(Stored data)
· · · · ·

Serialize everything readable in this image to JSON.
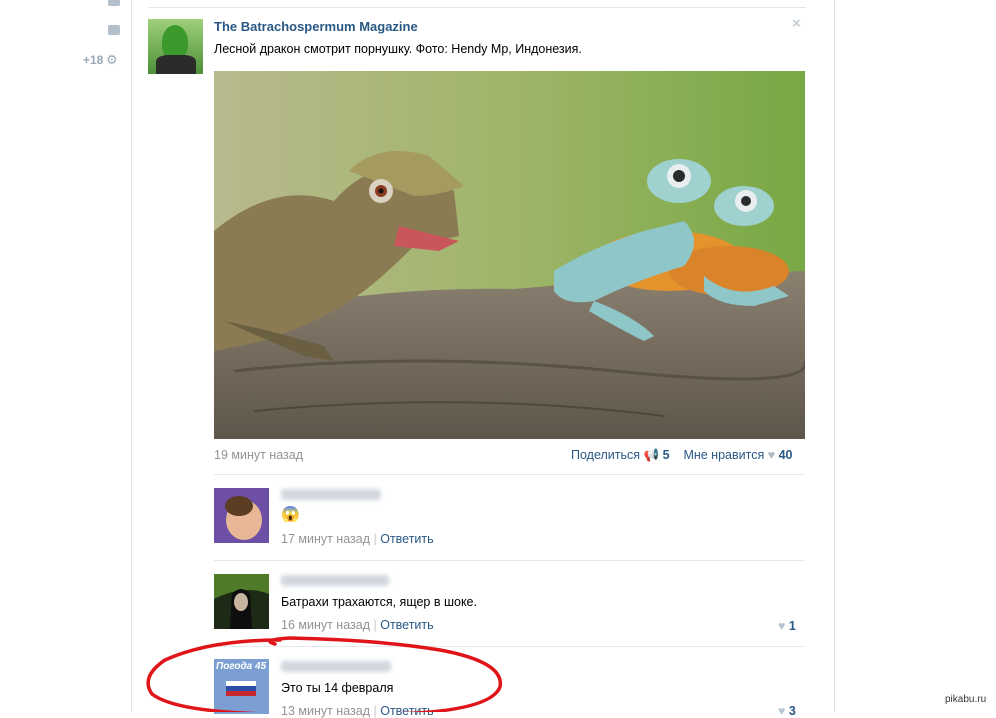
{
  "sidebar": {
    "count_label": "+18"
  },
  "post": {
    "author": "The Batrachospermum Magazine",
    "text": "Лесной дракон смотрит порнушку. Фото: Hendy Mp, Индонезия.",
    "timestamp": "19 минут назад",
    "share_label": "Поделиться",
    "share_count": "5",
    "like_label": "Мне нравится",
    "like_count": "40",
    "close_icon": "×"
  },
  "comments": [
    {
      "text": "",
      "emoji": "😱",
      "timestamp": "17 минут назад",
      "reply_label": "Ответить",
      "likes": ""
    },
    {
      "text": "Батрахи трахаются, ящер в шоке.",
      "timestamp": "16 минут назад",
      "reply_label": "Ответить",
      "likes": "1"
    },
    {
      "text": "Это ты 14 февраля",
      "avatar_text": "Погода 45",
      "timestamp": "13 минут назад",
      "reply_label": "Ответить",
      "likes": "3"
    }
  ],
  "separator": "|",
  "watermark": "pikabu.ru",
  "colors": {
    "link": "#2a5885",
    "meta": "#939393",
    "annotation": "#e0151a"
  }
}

· · · · ·

### [Work instructions]
Write every record out again exactly; no pictures belong in the copy.

### [Answer to the exercise]
Serialize everything readable in this image to JSON.
{
  "sidebar": {
    "count_label": "+18"
  },
  "post": {
    "author": "The Batrachospermum Magazine",
    "text": "Лесной дракон смотрит порнушку. Фото: Hendy Mp, Индонезия.",
    "timestamp": "19 минут назад",
    "share_label": "Поделиться",
    "share_count": "5",
    "like_label": "Мне нравится",
    "like_count": "40",
    "close_icon": "×"
  },
  "comments": [
    {
      "text": "",
      "emoji": "😱",
      "timestamp": "17 минут назад",
      "reply_label": "Ответить",
      "likes": ""
    },
    {
      "text": "Батрахи трахаются, ящер в шоке.",
      "timestamp": "16 минут назад",
      "reply_label": "Ответить",
      "likes": "1"
    },
    {
      "text": "Это ты 14 февраля",
      "avatar_text": "Погода 45",
      "timestamp": "13 минут назад",
      "reply_label": "Ответить",
      "likes": "3"
    }
  ],
  "separator": "|",
  "watermark": "pikabu.ru",
  "colors": {
    "link": "#2a5885",
    "meta": "#939393",
    "annotation": "#e0151a"
  }
}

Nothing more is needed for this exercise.